Records excerpted from a collection -
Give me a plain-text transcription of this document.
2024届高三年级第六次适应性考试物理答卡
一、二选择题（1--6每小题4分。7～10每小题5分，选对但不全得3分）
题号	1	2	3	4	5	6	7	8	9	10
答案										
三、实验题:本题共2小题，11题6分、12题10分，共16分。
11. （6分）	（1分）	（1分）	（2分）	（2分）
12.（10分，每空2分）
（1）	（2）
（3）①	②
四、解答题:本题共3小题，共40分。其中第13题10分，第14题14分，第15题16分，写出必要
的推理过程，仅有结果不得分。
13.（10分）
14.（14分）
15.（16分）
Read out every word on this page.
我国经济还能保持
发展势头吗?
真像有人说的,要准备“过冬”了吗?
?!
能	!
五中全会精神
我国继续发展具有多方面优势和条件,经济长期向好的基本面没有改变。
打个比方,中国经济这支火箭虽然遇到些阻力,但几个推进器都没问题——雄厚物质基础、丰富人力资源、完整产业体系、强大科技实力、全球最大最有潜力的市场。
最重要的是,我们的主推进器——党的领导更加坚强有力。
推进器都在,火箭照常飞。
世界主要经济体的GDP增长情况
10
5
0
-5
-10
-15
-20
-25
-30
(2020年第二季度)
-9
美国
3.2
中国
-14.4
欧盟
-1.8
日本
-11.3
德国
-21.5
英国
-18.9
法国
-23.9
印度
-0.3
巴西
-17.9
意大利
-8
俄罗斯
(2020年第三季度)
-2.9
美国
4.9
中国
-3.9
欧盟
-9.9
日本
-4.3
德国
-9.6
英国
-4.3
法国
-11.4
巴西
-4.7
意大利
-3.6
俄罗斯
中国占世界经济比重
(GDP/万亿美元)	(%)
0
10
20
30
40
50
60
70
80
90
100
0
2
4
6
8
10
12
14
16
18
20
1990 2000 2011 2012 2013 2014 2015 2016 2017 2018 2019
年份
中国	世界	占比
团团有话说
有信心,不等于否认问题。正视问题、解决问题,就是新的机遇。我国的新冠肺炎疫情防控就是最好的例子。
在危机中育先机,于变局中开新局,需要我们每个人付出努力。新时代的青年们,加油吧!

TASK REQUIREMENTS - Beginning with the line that contains "Read out every word on this page.", repeat every line through the end of the records and nothing more.

WRITTEN SOLUTION -
Read out every word on this page.
我国经济还能保持
发展势头吗?
真像有人说的,要准备“过冬”了吗?
?!
能	!
五中全会精神
我国继续发展具有多方面优势和条件,经济长期向好的基本面没有改变。
打个比方,中国经济这支火箭虽然遇到些阻力,但几个推进器都没问题——雄厚物质基础、丰富人力资源、完整产业体系、强大科技实力、全球最大最有潜力的市场。
最重要的是,我们的主推进器——党的领导更加坚强有力。
推进器都在,火箭照常飞。
世界主要经济体的GDP增长情况
10
5
0
-5
-10
-15
-20
-25
-30
(2020年第二季度)
-9
美国
3.2
中国
-14.4
欧盟
-1.8
日本
-11.3
德国
-21.5
英国
-18.9
法国
-23.9
印度
-0.3
巴西
-17.9
意大利
-8
俄罗斯
(2020年第三季度)
-2.9
美国
4.9
中国
-3.9
欧盟
-9.9
日本
-4.3
德国
-9.6
英国
-4.3
法国
-11.4
巴西
-4.7
意大利
-3.6
俄罗斯
中国占世界经济比重
(GDP/万亿美元)	(%)
0
10
20
30
40
50
60
70
80
90
100
0
2
4
6
8
10
12
14
16
18
20
1990 2000 2011 2012 2013 2014 2015 2016 2017 2018 2019
年份
中国	世界	占比
团团有话说
有信心,不等于否认问题。正视问题、解决问题,就是新的机遇。我国的新冠肺炎疫情防控就是最好的例子。
在危机中育先机,于变局中开新局,需要我们每个人付出努力。新时代的青年们,加油吧!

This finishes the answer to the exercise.